SUPPLIED ENTRIES:
----------
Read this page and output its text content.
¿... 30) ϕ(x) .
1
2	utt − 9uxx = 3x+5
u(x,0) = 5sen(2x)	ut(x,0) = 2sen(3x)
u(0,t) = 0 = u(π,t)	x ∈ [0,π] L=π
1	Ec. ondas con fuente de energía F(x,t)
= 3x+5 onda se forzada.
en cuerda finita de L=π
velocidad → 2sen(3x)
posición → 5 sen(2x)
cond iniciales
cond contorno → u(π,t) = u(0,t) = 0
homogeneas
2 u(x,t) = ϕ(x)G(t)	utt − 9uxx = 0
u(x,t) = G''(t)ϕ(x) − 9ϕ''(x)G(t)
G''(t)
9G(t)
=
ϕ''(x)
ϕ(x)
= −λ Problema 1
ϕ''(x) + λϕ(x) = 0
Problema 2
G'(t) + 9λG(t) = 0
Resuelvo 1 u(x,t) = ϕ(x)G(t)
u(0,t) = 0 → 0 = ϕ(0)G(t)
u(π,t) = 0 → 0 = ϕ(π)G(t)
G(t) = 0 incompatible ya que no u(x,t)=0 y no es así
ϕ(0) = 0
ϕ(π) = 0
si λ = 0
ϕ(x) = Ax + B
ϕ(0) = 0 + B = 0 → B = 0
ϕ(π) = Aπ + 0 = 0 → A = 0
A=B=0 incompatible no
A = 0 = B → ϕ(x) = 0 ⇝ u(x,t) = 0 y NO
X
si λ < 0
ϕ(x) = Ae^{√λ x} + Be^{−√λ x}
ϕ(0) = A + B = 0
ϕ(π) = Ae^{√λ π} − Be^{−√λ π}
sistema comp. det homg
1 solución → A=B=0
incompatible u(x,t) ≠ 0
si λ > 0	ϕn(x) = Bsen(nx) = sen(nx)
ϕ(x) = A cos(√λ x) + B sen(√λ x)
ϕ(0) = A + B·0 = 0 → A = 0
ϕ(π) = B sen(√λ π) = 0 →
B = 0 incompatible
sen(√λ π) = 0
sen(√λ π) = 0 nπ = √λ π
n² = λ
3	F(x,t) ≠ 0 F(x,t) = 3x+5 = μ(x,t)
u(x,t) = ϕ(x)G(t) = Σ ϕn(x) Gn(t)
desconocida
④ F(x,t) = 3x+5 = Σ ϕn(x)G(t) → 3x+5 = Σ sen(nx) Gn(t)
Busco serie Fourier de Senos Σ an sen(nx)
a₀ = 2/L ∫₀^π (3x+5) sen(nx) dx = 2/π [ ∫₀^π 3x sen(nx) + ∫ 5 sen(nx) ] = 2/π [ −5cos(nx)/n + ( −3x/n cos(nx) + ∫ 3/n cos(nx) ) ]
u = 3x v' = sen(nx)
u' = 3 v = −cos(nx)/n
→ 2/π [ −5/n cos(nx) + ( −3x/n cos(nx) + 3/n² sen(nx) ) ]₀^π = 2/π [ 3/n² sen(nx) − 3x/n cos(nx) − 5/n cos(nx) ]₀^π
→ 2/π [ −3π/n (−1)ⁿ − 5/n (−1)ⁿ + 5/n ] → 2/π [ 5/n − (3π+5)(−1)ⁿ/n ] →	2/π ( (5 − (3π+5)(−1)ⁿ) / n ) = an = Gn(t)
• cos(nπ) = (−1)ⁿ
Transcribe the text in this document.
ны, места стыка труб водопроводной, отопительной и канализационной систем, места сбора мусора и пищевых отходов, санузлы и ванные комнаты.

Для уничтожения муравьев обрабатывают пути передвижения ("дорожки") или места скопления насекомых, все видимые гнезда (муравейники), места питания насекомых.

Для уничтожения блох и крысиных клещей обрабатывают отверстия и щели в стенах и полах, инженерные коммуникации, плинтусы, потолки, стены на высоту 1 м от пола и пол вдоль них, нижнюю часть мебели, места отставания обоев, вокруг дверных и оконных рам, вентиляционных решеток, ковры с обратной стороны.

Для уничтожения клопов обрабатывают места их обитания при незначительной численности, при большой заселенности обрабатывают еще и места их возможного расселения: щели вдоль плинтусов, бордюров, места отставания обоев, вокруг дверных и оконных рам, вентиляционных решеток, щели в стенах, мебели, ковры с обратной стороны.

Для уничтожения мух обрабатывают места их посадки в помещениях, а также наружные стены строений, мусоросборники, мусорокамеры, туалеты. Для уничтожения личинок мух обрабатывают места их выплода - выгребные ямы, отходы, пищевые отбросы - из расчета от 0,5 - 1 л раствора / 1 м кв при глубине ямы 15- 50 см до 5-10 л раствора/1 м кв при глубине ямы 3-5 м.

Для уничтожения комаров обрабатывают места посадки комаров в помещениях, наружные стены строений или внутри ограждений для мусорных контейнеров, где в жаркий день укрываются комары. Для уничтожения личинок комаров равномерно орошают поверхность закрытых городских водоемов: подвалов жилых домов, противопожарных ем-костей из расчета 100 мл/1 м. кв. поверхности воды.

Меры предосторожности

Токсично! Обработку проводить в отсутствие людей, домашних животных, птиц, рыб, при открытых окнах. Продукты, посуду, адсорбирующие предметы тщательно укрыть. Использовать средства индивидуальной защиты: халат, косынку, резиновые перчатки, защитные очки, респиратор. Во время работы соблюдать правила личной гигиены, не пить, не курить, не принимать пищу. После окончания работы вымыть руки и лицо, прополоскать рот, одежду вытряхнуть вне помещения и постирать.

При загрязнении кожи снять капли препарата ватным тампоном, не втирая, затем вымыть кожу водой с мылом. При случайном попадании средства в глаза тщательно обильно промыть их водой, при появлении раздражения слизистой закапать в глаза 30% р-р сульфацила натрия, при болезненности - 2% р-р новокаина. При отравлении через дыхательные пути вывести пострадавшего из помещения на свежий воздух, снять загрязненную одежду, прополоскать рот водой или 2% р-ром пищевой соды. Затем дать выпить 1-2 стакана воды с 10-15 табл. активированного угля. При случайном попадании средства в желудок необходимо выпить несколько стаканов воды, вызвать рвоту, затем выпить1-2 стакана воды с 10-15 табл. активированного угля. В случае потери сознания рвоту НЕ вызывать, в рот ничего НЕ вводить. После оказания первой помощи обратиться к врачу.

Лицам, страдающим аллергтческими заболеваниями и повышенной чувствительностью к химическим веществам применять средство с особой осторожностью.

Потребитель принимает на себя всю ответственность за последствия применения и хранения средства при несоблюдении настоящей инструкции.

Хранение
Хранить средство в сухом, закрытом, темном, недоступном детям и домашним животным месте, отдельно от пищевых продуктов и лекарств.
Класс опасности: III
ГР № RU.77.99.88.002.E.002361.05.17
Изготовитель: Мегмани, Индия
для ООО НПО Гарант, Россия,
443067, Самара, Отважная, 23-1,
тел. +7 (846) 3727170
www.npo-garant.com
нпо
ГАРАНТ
----------
GIVEN PROBLEM:
Take the entries and copy them out exactly.

REPLY:
Read this page and output its text content.
¿... 30) ϕ(x) .
1
2	utt − 9uxx = 3x+5
u(x,0) = 5sen(2x)	ut(x,0) = 2sen(3x)
u(0,t) = 0 = u(π,t)	x ∈ [0,π] L=π
1	Ec. ondas con fuente de energía F(x,t)
= 3x+5 onda se forzada.
en cuerda finita de L=π
velocidad → 2sen(3x)
posición → 5 sen(2x)
cond iniciales
cond contorno → u(π,t) = u(0,t) = 0
homogeneas
2 u(x,t) = ϕ(x)G(t)	utt − 9uxx = 0
u(x,t) = G''(t)ϕ(x) − 9ϕ''(x)G(t)
G''(t)
9G(t)
=
ϕ''(x)
ϕ(x)
= −λ Problema 1
ϕ''(x) + λϕ(x) = 0
Problema 2
G'(t) + 9λG(t) = 0
Resuelvo 1 u(x,t) = ϕ(x)G(t)
u(0,t) = 0 → 0 = ϕ(0)G(t)
u(π,t) = 0 → 0 = ϕ(π)G(t)
G(t) = 0 incompatible ya que no u(x,t)=0 y no es así
ϕ(0) = 0
ϕ(π) = 0
si λ = 0
ϕ(x) = Ax + B
ϕ(0) = 0 + B = 0 → B = 0
ϕ(π) = Aπ + 0 = 0 → A = 0
A=B=0 incompatible no
A = 0 = B → ϕ(x) = 0 ⇝ u(x,t) = 0 y NO
X
si λ < 0
ϕ(x) = Ae^{√λ x} + Be^{−√λ x}
ϕ(0) = A + B = 0
ϕ(π) = Ae^{√λ π} − Be^{−√λ π}
sistema comp. det homg
1 solución → A=B=0
incompatible u(x,t) ≠ 0
si λ > 0	ϕn(x) = Bsen(nx) = sen(nx)
ϕ(x) = A cos(√λ x) + B sen(√λ x)
ϕ(0) = A + B·0 = 0 → A = 0
ϕ(π) = B sen(√λ π) = 0 →
B = 0 incompatible
sen(√λ π) = 0
sen(√λ π) = 0 nπ = √λ π
n² = λ
3	F(x,t) ≠ 0 F(x,t) = 3x+5 = μ(x,t)
u(x,t) = ϕ(x)G(t) = Σ ϕn(x) Gn(t)
desconocida
④ F(x,t) = 3x+5 = Σ ϕn(x)G(t) → 3x+5 = Σ sen(nx) Gn(t)
Busco serie Fourier de Senos Σ an sen(nx)
a₀ = 2/L ∫₀^π (3x+5) sen(nx) dx = 2/π [ ∫₀^π 3x sen(nx) + ∫ 5 sen(nx) ] = 2/π [ −5cos(nx)/n + ( −3x/n cos(nx) + ∫ 3/n cos(nx) ) ]
u = 3x v' = sen(nx)
u' = 3 v = −cos(nx)/n
→ 2/π [ −5/n cos(nx) + ( −3x/n cos(nx) + 3/n² sen(nx) ) ]₀^π = 2/π [ 3/n² sen(nx) − 3x/n cos(nx) − 5/n cos(nx) ]₀^π
→ 2/π [ −3π/n (−1)ⁿ − 5/n (−1)ⁿ + 5/n ] → 2/π [ 5/n − (3π+5)(−1)ⁿ/n ] →	2/π ( (5 − (3π+5)(−1)ⁿ) / n ) = an = Gn(t)
• cos(nπ) = (−1)ⁿ
Transcribe the text in this document.
ны, места стыка труб водопроводной, отопительной и канализационной систем, места сбора мусора и пищевых отходов, санузлы и ванные комнаты.

Для уничтожения муравьев обрабатывают пути передвижения ("дорожки") или места скопления насекомых, все видимые гнезда (муравейники), места питания насекомых.

Для уничтожения блох и крысиных клещей обрабатывают отверстия и щели в стенах и полах, инженерные коммуникации, плинтусы, потолки, стены на высоту 1 м от пола и пол вдоль них, нижнюю часть мебели, места отставания обоев, вокруг дверных и оконных рам, вентиляционных решеток, ковры с обратной стороны.

Для уничтожения клопов обрабатывают места их обитания при незначительной численности, при большой заселенности обрабатывают еще и места их возможного расселения: щели вдоль плинтусов, бордюров, места отставания обоев, вокруг дверных и оконных рам, вентиляционных решеток, щели в стенах, мебели, ковры с обратной стороны.

Для уничтожения мух обрабатывают места их посадки в помещениях, а также наружные стены строений, мусоросборники, мусорокамеры, туалеты. Для уничтожения личинок мух обрабатывают места их выплода - выгребные ямы, отходы, пищевые отбросы - из расчета от 0,5 - 1 л раствора / 1 м кв при глубине ямы 15- 50 см до 5-10 л раствора/1 м кв при глубине ямы 3-5 м.

Для уничтожения комаров обрабатывают места посадки комаров в помещениях, наружные стены строений или внутри ограждений для мусорных контейнеров, где в жаркий день укрываются комары. Для уничтожения личинок комаров равномерно орошают поверхность закрытых городских водоемов: подвалов жилых домов, противопожарных ем-костей из расчета 100 мл/1 м. кв. поверхности воды.

Меры предосторожности

Токсично! Обработку проводить в отсутствие людей, домашних животных, птиц, рыб, при открытых окнах. Продукты, посуду, адсорбирующие предметы тщательно укрыть. Использовать средства индивидуальной защиты: халат, косынку, резиновые перчатки, защитные очки, респиратор. Во время работы соблюдать правила личной гигиены, не пить, не курить, не принимать пищу. После окончания работы вымыть руки и лицо, прополоскать рот, одежду вытряхнуть вне помещения и постирать.

При загрязнении кожи снять капли препарата ватным тампоном, не втирая, затем вымыть кожу водой с мылом. При случайном попадании средства в глаза тщательно обильно промыть их водой, при появлении раздражения слизистой закапать в глаза 30% р-р сульфацила натрия, при болезненности - 2% р-р новокаина. При отравлении через дыхательные пути вывести пострадавшего из помещения на свежий воздух, снять загрязненную одежду, прополоскать рот водой или 2% р-ром пищевой соды. Затем дать выпить 1-2 стакана воды с 10-15 табл. активированного угля. При случайном попадании средства в желудок необходимо выпить несколько стаканов воды, вызвать рвоту, затем выпить1-2 стакана воды с 10-15 табл. активированного угля. В случае потери сознания рвоту НЕ вызывать, в рот ничего НЕ вводить. После оказания первой помощи обратиться к врачу.

Лицам, страдающим аллергтческими заболеваниями и повышенной чувствительностью к химическим веществам применять средство с особой осторожностью.

Потребитель принимает на себя всю ответственность за последствия применения и хранения средства при несоблюдении настоящей инструкции.

Хранение
Хранить средство в сухом, закрытом, темном, недоступном детям и домашним животным месте, отдельно от пищевых продуктов и лекарств.
Класс опасности: III
ГР № RU.77.99.88.002.E.002361.05.17
Изготовитель: Мегмани, Индия
для ООО НПО Гарант, Россия,
443067, Самара, Отважная, 23-1,
тел. +7 (846) 3727170
www.npo-garant.com
нпо
ГАРАНТ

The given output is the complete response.